## WORK TO COMPLETE:
Gather all lines with "JSON" from the records.

## MATERIAL FOR THE TASK:
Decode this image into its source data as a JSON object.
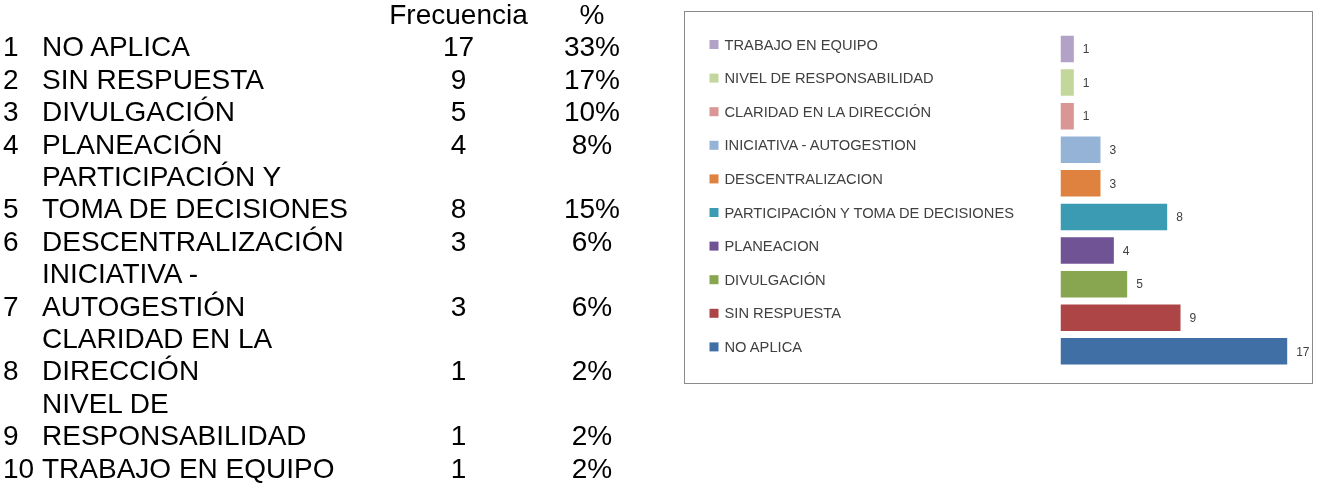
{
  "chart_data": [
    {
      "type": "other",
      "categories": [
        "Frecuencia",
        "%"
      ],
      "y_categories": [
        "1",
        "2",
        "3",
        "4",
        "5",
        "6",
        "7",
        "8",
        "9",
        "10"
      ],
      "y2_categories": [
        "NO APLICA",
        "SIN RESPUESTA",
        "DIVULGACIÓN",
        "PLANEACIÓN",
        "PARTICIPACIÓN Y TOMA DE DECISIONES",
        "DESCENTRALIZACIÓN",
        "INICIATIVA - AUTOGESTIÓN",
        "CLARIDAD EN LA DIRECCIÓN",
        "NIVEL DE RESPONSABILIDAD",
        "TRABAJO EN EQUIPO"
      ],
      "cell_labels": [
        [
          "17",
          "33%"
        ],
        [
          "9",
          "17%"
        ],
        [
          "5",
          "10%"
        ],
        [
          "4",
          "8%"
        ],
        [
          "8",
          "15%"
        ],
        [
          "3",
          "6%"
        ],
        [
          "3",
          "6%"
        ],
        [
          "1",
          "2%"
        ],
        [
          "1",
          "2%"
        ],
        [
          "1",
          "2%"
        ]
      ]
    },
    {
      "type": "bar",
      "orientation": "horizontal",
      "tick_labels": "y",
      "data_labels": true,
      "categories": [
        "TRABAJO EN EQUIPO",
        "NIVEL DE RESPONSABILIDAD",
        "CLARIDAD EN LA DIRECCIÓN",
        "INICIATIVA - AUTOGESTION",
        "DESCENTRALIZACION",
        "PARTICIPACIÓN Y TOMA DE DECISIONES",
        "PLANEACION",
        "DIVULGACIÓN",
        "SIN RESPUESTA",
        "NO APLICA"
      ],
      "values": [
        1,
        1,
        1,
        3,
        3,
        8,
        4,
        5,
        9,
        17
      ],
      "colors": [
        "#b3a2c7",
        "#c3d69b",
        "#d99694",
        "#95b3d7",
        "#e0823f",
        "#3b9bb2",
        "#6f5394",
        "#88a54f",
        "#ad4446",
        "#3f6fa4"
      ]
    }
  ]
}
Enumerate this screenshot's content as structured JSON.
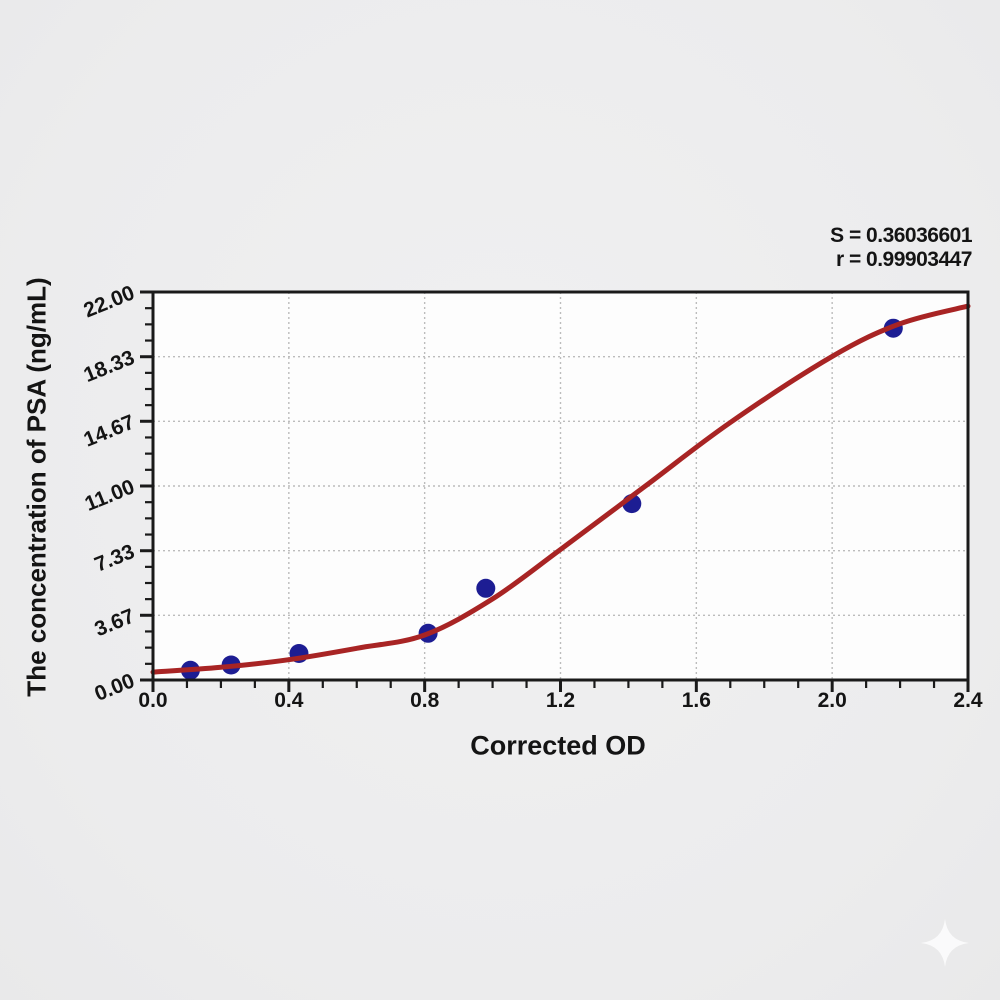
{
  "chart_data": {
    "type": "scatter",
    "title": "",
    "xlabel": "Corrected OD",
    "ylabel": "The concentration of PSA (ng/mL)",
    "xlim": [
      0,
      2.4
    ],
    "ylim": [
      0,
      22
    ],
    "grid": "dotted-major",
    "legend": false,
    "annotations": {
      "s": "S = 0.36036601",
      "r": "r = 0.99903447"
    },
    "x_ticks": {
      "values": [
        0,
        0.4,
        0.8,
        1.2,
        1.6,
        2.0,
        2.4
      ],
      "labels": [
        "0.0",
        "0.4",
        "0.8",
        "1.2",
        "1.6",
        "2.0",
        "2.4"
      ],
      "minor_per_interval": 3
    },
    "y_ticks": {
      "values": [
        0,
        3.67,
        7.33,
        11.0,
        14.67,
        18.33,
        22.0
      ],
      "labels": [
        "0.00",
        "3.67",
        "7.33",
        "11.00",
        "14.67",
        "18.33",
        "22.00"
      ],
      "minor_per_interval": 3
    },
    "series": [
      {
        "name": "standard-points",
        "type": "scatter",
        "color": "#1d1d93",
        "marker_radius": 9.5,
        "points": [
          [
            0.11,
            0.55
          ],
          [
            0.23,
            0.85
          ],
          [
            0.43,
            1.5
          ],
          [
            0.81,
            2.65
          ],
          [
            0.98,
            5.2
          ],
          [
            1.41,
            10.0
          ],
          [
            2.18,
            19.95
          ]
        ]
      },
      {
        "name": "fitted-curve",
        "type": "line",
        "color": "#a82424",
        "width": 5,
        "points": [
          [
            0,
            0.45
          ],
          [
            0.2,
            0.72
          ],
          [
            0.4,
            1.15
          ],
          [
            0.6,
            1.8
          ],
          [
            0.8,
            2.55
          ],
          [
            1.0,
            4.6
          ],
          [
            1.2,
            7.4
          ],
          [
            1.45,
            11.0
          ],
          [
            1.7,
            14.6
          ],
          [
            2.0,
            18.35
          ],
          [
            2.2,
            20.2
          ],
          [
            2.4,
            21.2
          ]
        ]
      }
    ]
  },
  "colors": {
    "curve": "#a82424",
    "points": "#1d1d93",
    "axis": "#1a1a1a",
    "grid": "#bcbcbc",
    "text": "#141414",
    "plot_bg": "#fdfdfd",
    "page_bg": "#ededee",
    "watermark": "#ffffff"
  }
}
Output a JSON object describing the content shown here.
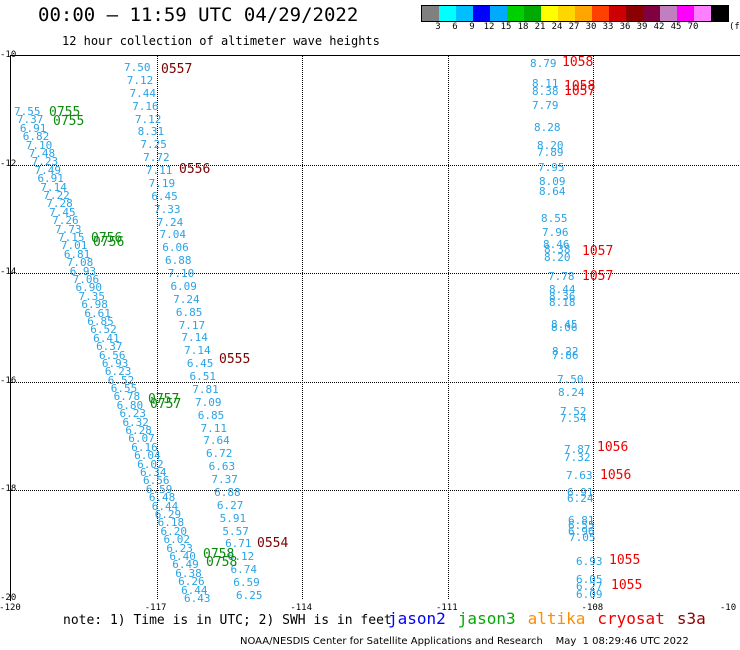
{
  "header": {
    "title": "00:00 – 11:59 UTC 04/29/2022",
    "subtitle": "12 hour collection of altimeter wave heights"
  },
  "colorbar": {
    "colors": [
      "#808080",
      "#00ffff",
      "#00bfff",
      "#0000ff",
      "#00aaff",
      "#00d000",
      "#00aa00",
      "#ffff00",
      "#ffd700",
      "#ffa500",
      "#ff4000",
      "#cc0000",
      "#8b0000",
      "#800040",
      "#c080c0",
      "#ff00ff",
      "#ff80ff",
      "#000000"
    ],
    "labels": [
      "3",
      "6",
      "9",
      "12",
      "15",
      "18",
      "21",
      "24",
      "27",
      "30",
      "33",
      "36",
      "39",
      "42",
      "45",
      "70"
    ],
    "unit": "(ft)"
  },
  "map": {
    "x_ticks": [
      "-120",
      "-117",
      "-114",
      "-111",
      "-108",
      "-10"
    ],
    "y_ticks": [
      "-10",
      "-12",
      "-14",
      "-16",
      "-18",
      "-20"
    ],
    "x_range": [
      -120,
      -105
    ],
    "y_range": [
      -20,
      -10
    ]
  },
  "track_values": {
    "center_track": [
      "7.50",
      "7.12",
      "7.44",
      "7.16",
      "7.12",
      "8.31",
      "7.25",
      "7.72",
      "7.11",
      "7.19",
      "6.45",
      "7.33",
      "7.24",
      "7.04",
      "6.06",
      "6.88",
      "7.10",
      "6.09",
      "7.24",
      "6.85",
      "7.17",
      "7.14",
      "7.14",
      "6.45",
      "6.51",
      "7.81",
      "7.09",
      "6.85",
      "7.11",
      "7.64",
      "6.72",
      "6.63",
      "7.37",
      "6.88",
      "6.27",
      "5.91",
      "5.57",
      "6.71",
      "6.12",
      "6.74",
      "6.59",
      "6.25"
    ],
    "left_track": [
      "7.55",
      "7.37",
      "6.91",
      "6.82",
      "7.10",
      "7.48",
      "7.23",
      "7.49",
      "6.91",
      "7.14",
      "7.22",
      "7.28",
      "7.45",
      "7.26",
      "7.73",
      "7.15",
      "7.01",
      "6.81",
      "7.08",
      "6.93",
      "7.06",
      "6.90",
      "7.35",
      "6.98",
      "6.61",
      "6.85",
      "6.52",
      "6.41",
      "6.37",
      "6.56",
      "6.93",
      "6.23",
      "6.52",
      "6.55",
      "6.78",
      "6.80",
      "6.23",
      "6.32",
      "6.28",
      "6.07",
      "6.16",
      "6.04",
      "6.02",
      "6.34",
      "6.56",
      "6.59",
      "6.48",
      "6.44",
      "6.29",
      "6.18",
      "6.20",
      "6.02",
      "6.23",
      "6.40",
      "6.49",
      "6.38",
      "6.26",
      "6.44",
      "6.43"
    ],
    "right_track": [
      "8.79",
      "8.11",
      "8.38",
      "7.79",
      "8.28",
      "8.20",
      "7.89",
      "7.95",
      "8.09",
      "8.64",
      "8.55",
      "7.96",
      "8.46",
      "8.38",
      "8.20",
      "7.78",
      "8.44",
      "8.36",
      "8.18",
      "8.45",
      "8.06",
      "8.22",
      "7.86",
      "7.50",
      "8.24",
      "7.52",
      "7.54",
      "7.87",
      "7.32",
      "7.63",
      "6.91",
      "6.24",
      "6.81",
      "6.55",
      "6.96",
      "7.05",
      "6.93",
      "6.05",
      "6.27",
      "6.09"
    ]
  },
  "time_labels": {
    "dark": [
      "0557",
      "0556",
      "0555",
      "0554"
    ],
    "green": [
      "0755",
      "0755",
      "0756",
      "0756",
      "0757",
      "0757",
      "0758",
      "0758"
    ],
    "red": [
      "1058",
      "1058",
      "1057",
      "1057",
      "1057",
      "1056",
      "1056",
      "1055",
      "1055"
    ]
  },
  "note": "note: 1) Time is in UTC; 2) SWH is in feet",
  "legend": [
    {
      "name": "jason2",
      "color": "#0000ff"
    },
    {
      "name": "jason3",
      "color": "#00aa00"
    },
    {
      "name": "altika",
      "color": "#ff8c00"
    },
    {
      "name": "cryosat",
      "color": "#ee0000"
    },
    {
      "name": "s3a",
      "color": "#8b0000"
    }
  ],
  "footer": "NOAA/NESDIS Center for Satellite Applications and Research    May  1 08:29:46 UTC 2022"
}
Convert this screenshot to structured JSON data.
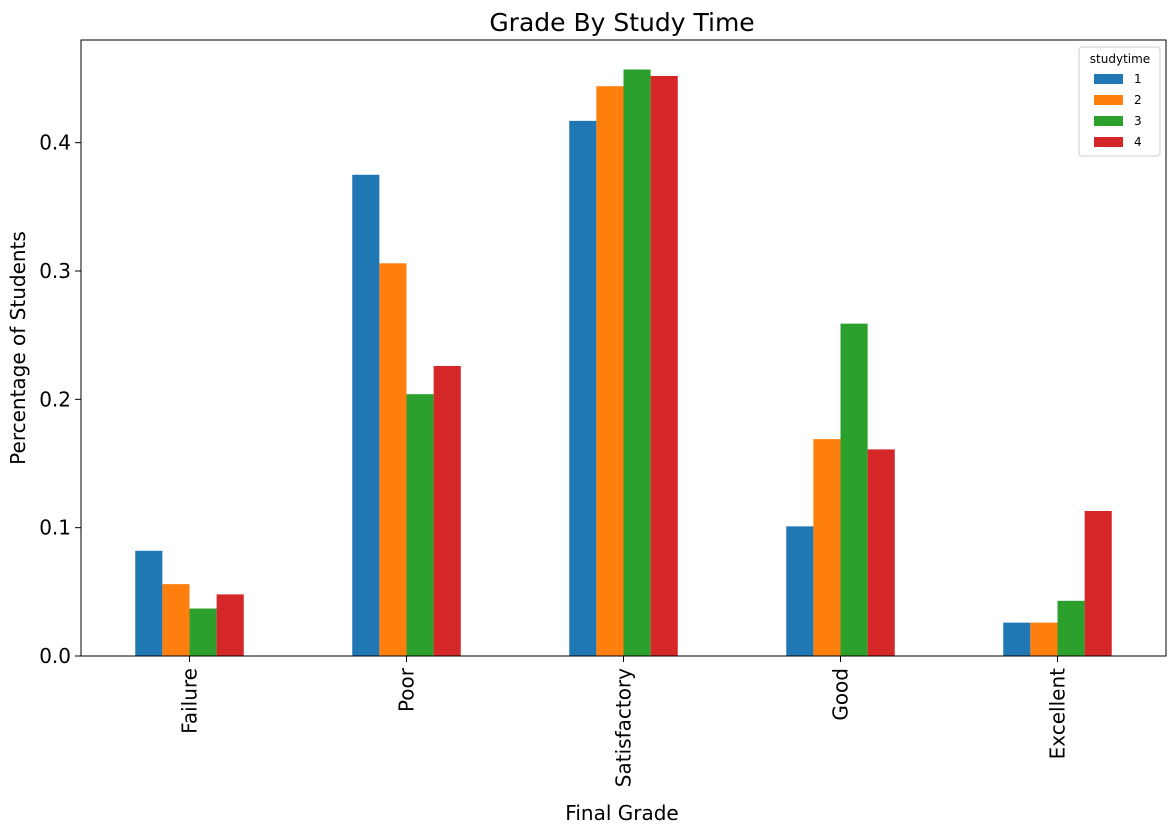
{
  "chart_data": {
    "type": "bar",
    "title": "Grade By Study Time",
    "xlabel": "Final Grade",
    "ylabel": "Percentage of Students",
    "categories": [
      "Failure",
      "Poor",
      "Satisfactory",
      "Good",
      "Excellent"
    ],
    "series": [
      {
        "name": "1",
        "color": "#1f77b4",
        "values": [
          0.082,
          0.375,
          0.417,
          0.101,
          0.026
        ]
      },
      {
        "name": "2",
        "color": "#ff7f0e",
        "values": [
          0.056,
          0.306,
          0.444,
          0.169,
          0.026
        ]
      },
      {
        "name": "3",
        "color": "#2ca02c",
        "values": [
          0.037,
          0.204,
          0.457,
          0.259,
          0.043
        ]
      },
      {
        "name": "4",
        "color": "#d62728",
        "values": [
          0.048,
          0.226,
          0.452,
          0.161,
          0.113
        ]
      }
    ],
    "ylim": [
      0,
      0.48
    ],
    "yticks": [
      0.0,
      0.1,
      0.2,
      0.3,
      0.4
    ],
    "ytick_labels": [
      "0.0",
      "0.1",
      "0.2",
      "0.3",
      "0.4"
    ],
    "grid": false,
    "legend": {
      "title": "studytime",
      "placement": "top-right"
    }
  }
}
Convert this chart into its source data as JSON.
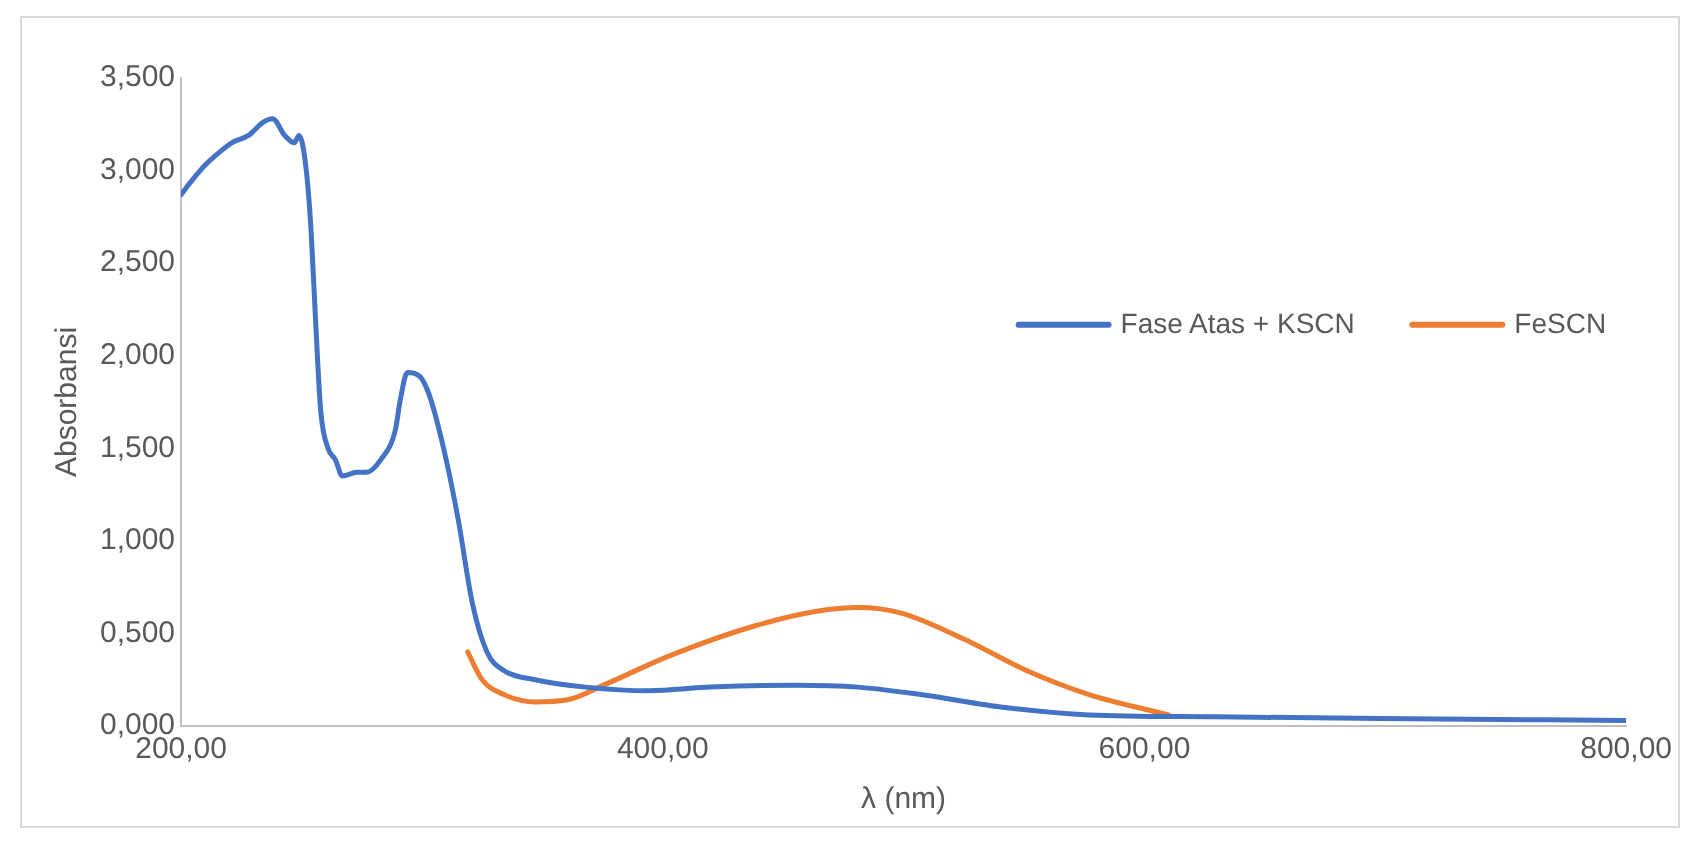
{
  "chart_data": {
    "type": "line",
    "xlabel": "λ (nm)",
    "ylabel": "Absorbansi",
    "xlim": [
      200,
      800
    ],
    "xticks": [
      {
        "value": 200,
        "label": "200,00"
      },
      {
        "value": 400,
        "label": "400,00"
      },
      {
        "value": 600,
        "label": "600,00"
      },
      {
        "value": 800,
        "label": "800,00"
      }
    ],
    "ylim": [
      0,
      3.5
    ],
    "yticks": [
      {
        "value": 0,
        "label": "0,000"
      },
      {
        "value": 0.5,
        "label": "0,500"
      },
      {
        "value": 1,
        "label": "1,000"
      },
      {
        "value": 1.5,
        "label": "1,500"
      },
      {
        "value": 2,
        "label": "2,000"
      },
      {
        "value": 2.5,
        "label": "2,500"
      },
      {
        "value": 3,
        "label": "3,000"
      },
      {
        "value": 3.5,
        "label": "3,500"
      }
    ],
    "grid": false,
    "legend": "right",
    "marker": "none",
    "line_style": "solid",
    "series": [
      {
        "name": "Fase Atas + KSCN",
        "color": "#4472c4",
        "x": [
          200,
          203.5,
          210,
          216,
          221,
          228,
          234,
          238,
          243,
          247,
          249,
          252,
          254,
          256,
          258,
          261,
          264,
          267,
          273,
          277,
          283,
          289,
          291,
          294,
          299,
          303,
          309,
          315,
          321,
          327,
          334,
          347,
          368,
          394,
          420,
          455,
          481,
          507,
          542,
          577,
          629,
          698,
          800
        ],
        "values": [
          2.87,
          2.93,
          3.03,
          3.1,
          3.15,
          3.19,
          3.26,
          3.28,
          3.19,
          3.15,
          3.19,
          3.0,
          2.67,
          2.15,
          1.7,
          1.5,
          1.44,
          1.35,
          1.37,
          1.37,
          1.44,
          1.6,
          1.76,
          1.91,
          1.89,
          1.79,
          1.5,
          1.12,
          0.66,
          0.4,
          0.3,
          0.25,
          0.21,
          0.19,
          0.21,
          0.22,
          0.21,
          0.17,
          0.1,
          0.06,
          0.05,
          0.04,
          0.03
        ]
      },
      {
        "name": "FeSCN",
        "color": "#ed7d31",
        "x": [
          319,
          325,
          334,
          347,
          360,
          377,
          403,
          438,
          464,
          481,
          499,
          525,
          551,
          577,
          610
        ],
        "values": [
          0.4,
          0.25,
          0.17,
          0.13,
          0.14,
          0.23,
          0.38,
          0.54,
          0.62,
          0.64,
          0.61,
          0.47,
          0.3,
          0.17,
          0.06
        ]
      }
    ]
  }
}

## THE REPLY:
Decode this image into its source data as a JSON object.
Enumerate this screenshot's content as structured JSON.
Output a JSON object describing the content shown here.
Convert this screenshot to structured JSON data.
Convert this chart into its source data as JSON.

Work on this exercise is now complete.